* [Goal of the exercise]
The entries below are to be repeated exactly as they stand.

* BEGIN Input material *

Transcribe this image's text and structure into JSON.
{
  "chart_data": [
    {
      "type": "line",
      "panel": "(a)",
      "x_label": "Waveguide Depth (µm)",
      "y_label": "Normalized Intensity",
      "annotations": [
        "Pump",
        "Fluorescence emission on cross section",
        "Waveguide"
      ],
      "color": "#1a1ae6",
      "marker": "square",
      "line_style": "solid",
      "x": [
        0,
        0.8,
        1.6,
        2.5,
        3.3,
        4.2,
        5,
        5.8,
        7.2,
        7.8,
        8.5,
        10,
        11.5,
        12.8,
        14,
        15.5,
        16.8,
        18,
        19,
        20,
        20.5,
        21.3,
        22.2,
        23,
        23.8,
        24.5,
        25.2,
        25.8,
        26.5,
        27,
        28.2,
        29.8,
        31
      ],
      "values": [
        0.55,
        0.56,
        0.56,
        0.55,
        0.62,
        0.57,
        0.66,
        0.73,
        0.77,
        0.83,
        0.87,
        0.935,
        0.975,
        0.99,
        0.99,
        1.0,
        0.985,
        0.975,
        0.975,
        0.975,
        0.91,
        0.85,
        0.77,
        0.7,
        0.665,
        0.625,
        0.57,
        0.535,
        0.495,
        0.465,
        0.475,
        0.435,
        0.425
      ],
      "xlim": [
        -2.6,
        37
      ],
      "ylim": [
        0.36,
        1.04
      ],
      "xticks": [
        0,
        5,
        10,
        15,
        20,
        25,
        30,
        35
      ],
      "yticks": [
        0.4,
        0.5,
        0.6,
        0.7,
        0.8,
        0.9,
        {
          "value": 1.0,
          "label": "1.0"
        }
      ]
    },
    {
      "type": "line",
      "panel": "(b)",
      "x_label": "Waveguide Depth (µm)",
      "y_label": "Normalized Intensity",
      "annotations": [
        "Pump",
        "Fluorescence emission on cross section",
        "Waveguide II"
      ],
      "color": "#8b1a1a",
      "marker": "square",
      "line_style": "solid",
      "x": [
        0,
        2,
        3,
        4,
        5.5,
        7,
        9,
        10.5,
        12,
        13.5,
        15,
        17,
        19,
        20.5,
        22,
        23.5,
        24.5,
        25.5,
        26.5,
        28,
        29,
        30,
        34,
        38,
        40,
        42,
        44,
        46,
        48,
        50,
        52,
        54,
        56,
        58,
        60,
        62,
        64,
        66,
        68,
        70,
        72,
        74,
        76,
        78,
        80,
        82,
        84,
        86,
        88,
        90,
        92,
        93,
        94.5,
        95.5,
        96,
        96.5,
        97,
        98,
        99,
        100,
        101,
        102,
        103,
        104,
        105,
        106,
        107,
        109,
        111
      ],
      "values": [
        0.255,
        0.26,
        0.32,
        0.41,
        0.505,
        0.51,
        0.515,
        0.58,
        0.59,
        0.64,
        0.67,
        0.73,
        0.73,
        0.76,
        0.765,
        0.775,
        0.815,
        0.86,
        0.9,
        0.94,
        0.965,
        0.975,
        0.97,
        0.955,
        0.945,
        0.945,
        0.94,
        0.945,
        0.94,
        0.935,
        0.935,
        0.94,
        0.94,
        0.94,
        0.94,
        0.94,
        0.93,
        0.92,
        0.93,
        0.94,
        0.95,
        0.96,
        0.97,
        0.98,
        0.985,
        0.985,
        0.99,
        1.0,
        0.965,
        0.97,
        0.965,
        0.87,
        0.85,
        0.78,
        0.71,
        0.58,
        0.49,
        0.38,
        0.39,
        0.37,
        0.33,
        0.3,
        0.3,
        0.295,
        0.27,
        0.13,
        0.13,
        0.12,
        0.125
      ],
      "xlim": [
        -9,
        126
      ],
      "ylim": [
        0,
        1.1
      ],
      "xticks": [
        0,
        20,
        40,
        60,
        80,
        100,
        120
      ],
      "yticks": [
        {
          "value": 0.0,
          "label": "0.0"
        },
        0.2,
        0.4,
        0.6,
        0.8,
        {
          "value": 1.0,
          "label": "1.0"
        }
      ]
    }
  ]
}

* END Input material *

* [The result]
Transcribe this image's text and structure into JSON.
{
  "chart_data": [
    {
      "type": "line",
      "panel": "(a)",
      "x_label": "Waveguide Depth (µm)",
      "y_label": "Normalized Intensity",
      "annotations": [
        "Pump",
        "Fluorescence emission on cross section",
        "Waveguide"
      ],
      "color": "#1a1ae6",
      "marker": "square",
      "line_style": "solid",
      "x": [
        0,
        0.8,
        1.6,
        2.5,
        3.3,
        4.2,
        5,
        5.8,
        7.2,
        7.8,
        8.5,
        10,
        11.5,
        12.8,
        14,
        15.5,
        16.8,
        18,
        19,
        20,
        20.5,
        21.3,
        22.2,
        23,
        23.8,
        24.5,
        25.2,
        25.8,
        26.5,
        27,
        28.2,
        29.8,
        31
      ],
      "values": [
        0.55,
        0.56,
        0.56,
        0.55,
        0.62,
        0.57,
        0.66,
        0.73,
        0.77,
        0.83,
        0.87,
        0.935,
        0.975,
        0.99,
        0.99,
        1.0,
        0.985,
        0.975,
        0.975,
        0.975,
        0.91,
        0.85,
        0.77,
        0.7,
        0.665,
        0.625,
        0.57,
        0.535,
        0.495,
        0.465,
        0.475,
        0.435,
        0.425
      ],
      "xlim": [
        -2.6,
        37
      ],
      "ylim": [
        0.36,
        1.04
      ],
      "xticks": [
        0,
        5,
        10,
        15,
        20,
        25,
        30,
        35
      ],
      "yticks": [
        0.4,
        0.5,
        0.6,
        0.7,
        0.8,
        0.9,
        {
          "value": 1.0,
          "label": "1.0"
        }
      ]
    },
    {
      "type": "line",
      "panel": "(b)",
      "x_label": "Waveguide Depth (µm)",
      "y_label": "Normalized Intensity",
      "annotations": [
        "Pump",
        "Fluorescence emission on cross section",
        "Waveguide II"
      ],
      "color": "#8b1a1a",
      "marker": "square",
      "line_style": "solid",
      "x": [
        0,
        2,
        3,
        4,
        5.5,
        7,
        9,
        10.5,
        12,
        13.5,
        15,
        17,
        19,
        20.5,
        22,
        23.5,
        24.5,
        25.5,
        26.5,
        28,
        29,
        30,
        34,
        38,
        40,
        42,
        44,
        46,
        48,
        50,
        52,
        54,
        56,
        58,
        60,
        62,
        64,
        66,
        68,
        70,
        72,
        74,
        76,
        78,
        80,
        82,
        84,
        86,
        88,
        90,
        92,
        93,
        94.5,
        95.5,
        96,
        96.5,
        97,
        98,
        99,
        100,
        101,
        102,
        103,
        104,
        105,
        106,
        107,
        109,
        111
      ],
      "values": [
        0.255,
        0.26,
        0.32,
        0.41,
        0.505,
        0.51,
        0.515,
        0.58,
        0.59,
        0.64,
        0.67,
        0.73,
        0.73,
        0.76,
        0.765,
        0.775,
        0.815,
        0.86,
        0.9,
        0.94,
        0.965,
        0.975,
        0.97,
        0.955,
        0.945,
        0.945,
        0.94,
        0.945,
        0.94,
        0.935,
        0.935,
        0.94,
        0.94,
        0.94,
        0.94,
        0.94,
        0.93,
        0.92,
        0.93,
        0.94,
        0.95,
        0.96,
        0.97,
        0.98,
        0.985,
        0.985,
        0.99,
        1.0,
        0.965,
        0.97,
        0.965,
        0.87,
        0.85,
        0.78,
        0.71,
        0.58,
        0.49,
        0.38,
        0.39,
        0.37,
        0.33,
        0.3,
        0.3,
        0.295,
        0.27,
        0.13,
        0.13,
        0.12,
        0.125
      ],
      "xlim": [
        -9,
        126
      ],
      "ylim": [
        0,
        1.1
      ],
      "xticks": [
        0,
        20,
        40,
        60,
        80,
        100,
        120
      ],
      "yticks": [
        {
          "value": 0.0,
          "label": "0.0"
        },
        0.2,
        0.4,
        0.6,
        0.8,
        {
          "value": 1.0,
          "label": "1.0"
        }
      ]
    }
  ]
}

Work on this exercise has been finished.